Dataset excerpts
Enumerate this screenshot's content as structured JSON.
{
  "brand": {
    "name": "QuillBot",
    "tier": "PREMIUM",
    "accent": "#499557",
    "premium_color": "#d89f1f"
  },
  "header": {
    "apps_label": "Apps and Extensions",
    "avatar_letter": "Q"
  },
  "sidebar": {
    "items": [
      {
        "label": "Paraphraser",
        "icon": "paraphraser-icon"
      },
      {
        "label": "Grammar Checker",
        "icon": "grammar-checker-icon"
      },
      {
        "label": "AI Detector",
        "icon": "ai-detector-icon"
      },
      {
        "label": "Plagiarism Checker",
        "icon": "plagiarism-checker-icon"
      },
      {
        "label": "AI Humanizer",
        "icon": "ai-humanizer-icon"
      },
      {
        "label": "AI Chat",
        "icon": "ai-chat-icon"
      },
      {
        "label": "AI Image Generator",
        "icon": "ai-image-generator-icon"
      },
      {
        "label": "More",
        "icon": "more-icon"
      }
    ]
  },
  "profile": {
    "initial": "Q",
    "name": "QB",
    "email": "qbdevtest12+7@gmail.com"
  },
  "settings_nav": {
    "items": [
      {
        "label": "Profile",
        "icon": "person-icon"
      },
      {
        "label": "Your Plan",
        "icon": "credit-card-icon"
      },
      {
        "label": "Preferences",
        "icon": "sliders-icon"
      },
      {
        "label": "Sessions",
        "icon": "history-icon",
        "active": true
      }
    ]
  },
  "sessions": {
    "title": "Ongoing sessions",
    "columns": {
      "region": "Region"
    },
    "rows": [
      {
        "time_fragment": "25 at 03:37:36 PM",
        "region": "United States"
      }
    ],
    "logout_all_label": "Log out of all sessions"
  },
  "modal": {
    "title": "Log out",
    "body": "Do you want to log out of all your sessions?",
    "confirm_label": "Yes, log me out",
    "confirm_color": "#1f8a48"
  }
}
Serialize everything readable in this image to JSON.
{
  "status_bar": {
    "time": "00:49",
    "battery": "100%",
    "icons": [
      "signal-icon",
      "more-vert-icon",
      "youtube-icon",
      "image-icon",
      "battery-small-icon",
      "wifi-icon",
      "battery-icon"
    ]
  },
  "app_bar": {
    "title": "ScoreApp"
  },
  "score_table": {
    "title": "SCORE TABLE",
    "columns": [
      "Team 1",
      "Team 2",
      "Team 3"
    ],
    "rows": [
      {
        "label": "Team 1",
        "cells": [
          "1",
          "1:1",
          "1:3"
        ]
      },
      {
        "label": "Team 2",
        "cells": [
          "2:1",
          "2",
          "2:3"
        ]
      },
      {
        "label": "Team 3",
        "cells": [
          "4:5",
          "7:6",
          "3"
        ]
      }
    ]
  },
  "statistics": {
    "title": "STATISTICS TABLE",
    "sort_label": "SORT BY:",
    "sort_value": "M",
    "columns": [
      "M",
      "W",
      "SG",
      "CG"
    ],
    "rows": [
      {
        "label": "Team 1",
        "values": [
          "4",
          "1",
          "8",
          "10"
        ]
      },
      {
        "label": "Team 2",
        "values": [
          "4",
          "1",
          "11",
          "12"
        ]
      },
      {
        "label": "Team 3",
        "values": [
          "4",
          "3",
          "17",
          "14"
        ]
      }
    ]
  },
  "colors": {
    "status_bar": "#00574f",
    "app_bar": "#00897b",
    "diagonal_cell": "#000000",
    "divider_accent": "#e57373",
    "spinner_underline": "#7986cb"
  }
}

### EXERCISE DETAILS
The entries above must be returned in full, exactly as shown.

### TASK RESULT
Enumerate this screenshot's content as structured JSON.
{
  "brand": {
    "name": "QuillBot",
    "tier": "PREMIUM",
    "accent": "#499557",
    "premium_color": "#d89f1f"
  },
  "header": {
    "apps_label": "Apps and Extensions",
    "avatar_letter": "Q"
  },
  "sidebar": {
    "items": [
      {
        "label": "Paraphraser",
        "icon": "paraphraser-icon"
      },
      {
        "label": "Grammar Checker",
        "icon": "grammar-checker-icon"
      },
      {
        "label": "AI Detector",
        "icon": "ai-detector-icon"
      },
      {
        "label": "Plagiarism Checker",
        "icon": "plagiarism-checker-icon"
      },
      {
        "label": "AI Humanizer",
        "icon": "ai-humanizer-icon"
      },
      {
        "label": "AI Chat",
        "icon": "ai-chat-icon"
      },
      {
        "label": "AI Image Generator",
        "icon": "ai-image-generator-icon"
      },
      {
        "label": "More",
        "icon": "more-icon"
      }
    ]
  },
  "profile": {
    "initial": "Q",
    "name": "QB",
    "email": "qbdevtest12+7@gmail.com"
  },
  "settings_nav": {
    "items": [
      {
        "label": "Profile",
        "icon": "person-icon"
      },
      {
        "label": "Your Plan",
        "icon": "credit-card-icon"
      },
      {
        "label": "Preferences",
        "icon": "sliders-icon"
      },
      {
        "label": "Sessions",
        "icon": "history-icon",
        "active": true
      }
    ]
  },
  "sessions": {
    "title": "Ongoing sessions",
    "columns": {
      "region": "Region"
    },
    "rows": [
      {
        "time_fragment": "25 at 03:37:36 PM",
        "region": "United States"
      }
    ],
    "logout_all_label": "Log out of all sessions"
  },
  "modal": {
    "title": "Log out",
    "body": "Do you want to log out of all your sessions?",
    "confirm_label": "Yes, log me out",
    "confirm_color": "#1f8a48"
  }
}
Serialize everything readable in this image to JSON.
{
  "status_bar": {
    "time": "00:49",
    "battery": "100%",
    "icons": [
      "signal-icon",
      "more-vert-icon",
      "youtube-icon",
      "image-icon",
      "battery-small-icon",
      "wifi-icon",
      "battery-icon"
    ]
  },
  "app_bar": {
    "title": "ScoreApp"
  },
  "score_table": {
    "title": "SCORE TABLE",
    "columns": [
      "Team 1",
      "Team 2",
      "Team 3"
    ],
    "rows": [
      {
        "label": "Team 1",
        "cells": [
          "1",
          "1:1",
          "1:3"
        ]
      },
      {
        "label": "Team 2",
        "cells": [
          "2:1",
          "2",
          "2:3"
        ]
      },
      {
        "label": "Team 3",
        "cells": [
          "4:5",
          "7:6",
          "3"
        ]
      }
    ]
  },
  "statistics": {
    "title": "STATISTICS TABLE",
    "sort_label": "SORT BY:",
    "sort_value": "M",
    "columns": [
      "M",
      "W",
      "SG",
      "CG"
    ],
    "rows": [
      {
        "label": "Team 1",
        "values": [
          "4",
          "1",
          "8",
          "10"
        ]
      },
      {
        "label": "Team 2",
        "values": [
          "4",
          "1",
          "11",
          "12"
        ]
      },
      {
        "label": "Team 3",
        "values": [
          "4",
          "3",
          "17",
          "14"
        ]
      }
    ]
  },
  "colors": {
    "status_bar": "#00574f",
    "app_bar": "#00897b",
    "diagonal_cell": "#000000",
    "divider_accent": "#e57373",
    "spinner_underline": "#7986cb"
  }
}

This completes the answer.